Goal 1 ->
Print everything in the Hannah Montana passage from "The reason I" down to "total intuitive sense.".

Excerpted text ->
= = = =

To sum up: the character Hannah Montana has released an album and toured. The actress who plays Hannah has also released an album and toured, but always in combination with the character she plays. She has also sung a song as herself with the actor who plays her dad on the show, who is actually her dad. And who also sang "Achey Breaky Heart."
The reason I go through all this rigamarole is to show that, when you try and lay it all out, it is a fairly tangled web of connections that can be confusing if you're not immersed in it. And yet, for all its structural complexities (!!!), children have no trouble grasping how the Hannah Montana universe works. There's a good reason for this: for all that Hannah Montana might seem like a fantastically complicated postmodern art experiment (think Nikki S. Lee), she fits seamlessly into the current media/entertainment environment. And this is especially true for children. Adults are too tied to their formative experiences with straightforward entertainment television to really grasp what's going on. But for those people growing up in the reality show era, Hannah Montana makes total intuitive sense.

= = = =

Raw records
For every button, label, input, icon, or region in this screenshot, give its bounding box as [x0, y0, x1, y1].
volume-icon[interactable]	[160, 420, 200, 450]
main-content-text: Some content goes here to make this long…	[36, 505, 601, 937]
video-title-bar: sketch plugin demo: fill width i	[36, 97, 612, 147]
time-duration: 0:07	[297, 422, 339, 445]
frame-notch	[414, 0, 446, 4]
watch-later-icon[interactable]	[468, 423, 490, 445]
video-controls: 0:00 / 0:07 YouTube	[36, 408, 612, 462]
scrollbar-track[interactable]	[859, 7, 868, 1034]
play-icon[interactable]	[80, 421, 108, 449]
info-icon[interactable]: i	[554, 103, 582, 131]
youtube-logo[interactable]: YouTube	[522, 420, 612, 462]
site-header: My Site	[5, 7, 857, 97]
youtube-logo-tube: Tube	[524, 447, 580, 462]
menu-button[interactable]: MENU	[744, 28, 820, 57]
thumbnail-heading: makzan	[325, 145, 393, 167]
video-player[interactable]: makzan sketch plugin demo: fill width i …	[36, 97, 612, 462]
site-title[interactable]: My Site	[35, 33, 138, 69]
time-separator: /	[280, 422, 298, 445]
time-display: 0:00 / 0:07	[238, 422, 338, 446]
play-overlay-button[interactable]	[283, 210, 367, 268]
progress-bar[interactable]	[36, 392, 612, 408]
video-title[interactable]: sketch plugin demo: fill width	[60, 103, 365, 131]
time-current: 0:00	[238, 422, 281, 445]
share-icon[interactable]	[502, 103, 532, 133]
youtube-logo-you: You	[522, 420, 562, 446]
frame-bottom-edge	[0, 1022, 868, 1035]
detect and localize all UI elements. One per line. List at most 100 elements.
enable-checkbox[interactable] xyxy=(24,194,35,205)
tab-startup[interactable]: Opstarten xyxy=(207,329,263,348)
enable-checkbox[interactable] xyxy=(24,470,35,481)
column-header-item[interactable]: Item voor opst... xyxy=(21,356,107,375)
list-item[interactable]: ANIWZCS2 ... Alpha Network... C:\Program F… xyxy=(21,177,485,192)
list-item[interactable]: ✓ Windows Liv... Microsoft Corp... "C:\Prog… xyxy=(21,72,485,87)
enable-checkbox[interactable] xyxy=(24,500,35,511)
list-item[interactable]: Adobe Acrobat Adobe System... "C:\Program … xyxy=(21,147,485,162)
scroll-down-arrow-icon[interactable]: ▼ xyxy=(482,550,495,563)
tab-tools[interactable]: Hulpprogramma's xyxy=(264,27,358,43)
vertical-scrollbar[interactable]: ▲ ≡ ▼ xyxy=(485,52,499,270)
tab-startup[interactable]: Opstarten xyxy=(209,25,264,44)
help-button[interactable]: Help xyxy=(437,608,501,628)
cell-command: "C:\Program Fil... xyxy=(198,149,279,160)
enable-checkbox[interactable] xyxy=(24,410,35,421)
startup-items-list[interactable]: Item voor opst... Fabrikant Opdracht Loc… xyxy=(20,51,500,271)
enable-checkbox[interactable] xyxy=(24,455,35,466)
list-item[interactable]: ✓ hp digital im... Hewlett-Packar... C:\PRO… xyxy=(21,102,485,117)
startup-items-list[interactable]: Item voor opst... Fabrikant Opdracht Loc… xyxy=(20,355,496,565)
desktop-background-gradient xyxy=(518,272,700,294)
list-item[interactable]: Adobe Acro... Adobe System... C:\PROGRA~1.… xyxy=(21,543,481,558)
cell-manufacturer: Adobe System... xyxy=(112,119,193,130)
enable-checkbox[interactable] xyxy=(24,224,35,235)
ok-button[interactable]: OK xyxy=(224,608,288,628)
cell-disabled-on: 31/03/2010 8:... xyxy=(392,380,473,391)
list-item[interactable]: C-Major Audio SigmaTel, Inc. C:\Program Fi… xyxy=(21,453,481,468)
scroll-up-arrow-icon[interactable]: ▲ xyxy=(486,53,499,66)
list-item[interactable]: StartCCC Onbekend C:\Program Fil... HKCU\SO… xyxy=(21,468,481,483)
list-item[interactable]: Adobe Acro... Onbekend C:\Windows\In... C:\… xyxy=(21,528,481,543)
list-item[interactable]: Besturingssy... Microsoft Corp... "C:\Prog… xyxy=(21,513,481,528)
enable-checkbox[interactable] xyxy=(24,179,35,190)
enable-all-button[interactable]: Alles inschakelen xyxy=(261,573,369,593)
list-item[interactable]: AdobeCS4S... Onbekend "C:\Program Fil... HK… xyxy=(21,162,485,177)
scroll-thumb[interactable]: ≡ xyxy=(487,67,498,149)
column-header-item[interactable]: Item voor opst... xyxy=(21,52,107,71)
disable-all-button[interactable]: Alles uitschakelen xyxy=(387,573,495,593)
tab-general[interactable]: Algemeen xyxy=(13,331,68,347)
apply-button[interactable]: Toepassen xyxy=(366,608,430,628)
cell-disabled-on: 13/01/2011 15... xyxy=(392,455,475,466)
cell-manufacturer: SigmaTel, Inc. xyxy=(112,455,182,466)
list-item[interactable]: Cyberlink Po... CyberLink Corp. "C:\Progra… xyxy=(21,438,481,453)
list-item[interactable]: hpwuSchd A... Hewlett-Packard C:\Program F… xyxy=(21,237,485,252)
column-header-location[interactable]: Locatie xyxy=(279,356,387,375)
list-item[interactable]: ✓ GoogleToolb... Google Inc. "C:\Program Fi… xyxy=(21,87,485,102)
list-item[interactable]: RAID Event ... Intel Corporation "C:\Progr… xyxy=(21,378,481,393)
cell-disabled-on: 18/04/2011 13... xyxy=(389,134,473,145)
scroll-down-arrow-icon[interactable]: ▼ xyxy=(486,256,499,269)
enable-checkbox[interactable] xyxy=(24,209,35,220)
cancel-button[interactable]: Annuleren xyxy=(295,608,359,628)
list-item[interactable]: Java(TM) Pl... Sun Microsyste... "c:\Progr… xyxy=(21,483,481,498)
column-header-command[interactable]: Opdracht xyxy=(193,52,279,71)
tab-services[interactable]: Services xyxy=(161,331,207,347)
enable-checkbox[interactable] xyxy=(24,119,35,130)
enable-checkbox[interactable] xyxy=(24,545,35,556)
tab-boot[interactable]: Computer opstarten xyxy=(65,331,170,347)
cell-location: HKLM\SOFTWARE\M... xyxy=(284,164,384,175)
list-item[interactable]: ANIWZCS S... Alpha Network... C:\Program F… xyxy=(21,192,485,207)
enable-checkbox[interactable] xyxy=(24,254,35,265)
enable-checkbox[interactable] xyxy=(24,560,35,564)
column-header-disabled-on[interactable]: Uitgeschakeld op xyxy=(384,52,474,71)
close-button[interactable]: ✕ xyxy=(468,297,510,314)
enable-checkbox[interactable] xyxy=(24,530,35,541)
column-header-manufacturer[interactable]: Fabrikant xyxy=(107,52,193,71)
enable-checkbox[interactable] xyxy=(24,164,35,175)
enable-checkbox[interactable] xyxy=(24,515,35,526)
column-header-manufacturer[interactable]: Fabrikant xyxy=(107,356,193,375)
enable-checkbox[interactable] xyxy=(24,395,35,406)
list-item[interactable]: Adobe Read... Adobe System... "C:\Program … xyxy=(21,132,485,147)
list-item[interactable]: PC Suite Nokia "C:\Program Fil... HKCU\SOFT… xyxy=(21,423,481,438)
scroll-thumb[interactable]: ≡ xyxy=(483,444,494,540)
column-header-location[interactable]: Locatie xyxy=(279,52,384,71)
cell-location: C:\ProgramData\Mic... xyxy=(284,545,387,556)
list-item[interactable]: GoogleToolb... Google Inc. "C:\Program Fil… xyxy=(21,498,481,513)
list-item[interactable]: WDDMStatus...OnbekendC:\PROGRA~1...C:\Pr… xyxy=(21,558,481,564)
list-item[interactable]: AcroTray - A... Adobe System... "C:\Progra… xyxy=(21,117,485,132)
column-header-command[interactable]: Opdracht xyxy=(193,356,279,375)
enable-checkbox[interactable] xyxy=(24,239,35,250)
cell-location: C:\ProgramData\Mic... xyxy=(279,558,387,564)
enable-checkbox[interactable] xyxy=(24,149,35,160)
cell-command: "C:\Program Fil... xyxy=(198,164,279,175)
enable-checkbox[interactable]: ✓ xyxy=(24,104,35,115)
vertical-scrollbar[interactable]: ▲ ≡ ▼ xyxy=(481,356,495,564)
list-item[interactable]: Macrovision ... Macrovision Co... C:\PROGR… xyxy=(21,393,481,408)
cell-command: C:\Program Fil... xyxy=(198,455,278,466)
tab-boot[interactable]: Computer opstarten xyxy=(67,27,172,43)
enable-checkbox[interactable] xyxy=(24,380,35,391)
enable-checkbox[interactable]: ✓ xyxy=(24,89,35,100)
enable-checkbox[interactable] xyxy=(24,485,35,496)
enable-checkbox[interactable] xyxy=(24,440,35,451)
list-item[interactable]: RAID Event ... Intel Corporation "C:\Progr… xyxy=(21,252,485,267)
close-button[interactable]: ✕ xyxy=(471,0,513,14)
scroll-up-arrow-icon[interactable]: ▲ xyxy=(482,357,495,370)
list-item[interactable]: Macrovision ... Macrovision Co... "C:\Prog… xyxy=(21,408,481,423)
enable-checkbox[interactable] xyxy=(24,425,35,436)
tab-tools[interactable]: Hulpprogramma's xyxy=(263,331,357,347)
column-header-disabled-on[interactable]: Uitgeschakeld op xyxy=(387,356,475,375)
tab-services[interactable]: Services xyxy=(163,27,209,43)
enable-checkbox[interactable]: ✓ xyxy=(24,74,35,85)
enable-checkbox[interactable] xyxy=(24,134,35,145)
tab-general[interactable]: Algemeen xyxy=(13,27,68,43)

= = = =

Goal 2 ->
Turn everything in the entries from the first line down to the line containing "main-content-text: Some content" into a Markdown table with the columns No. and Line, leaving out blank lines.

Final result 1 ->
The reason I go through all this rigamarole is to show that, when you try and lay it all out, it is a fairly tangled web of connections that can be confusing if you're not immersed in it. And yet, for all its structural complexities (!!!), children have no trouble grasping how the Hannah Montana universe works. There's a good reason for this: for all that Hannah Montana might seem like a fantastically complicated postmodern art experiment (think Nikki S. Lee), she fits seamlessly into the current media/entertainment environment. And this is especially true for children. Adults are too tied to their formative experiences with straightforward entertainment television to really grasp what's going on. But for those people growing up in the reality show era, Hannah Montana makes total intuitive sense.

Final result 2 ->
| No. | Line |
|---|---|
| 1 | For every button, label, input, icon, or region in this screenshot, give its bounding box as [x0, y0, x1, y1]. |
| 2 | volume-icon[interactable]	[160, 420, 200, 450] |
| 3 | main-content-text: Some content goes here to make this long…	[36, 505, 601, 937] |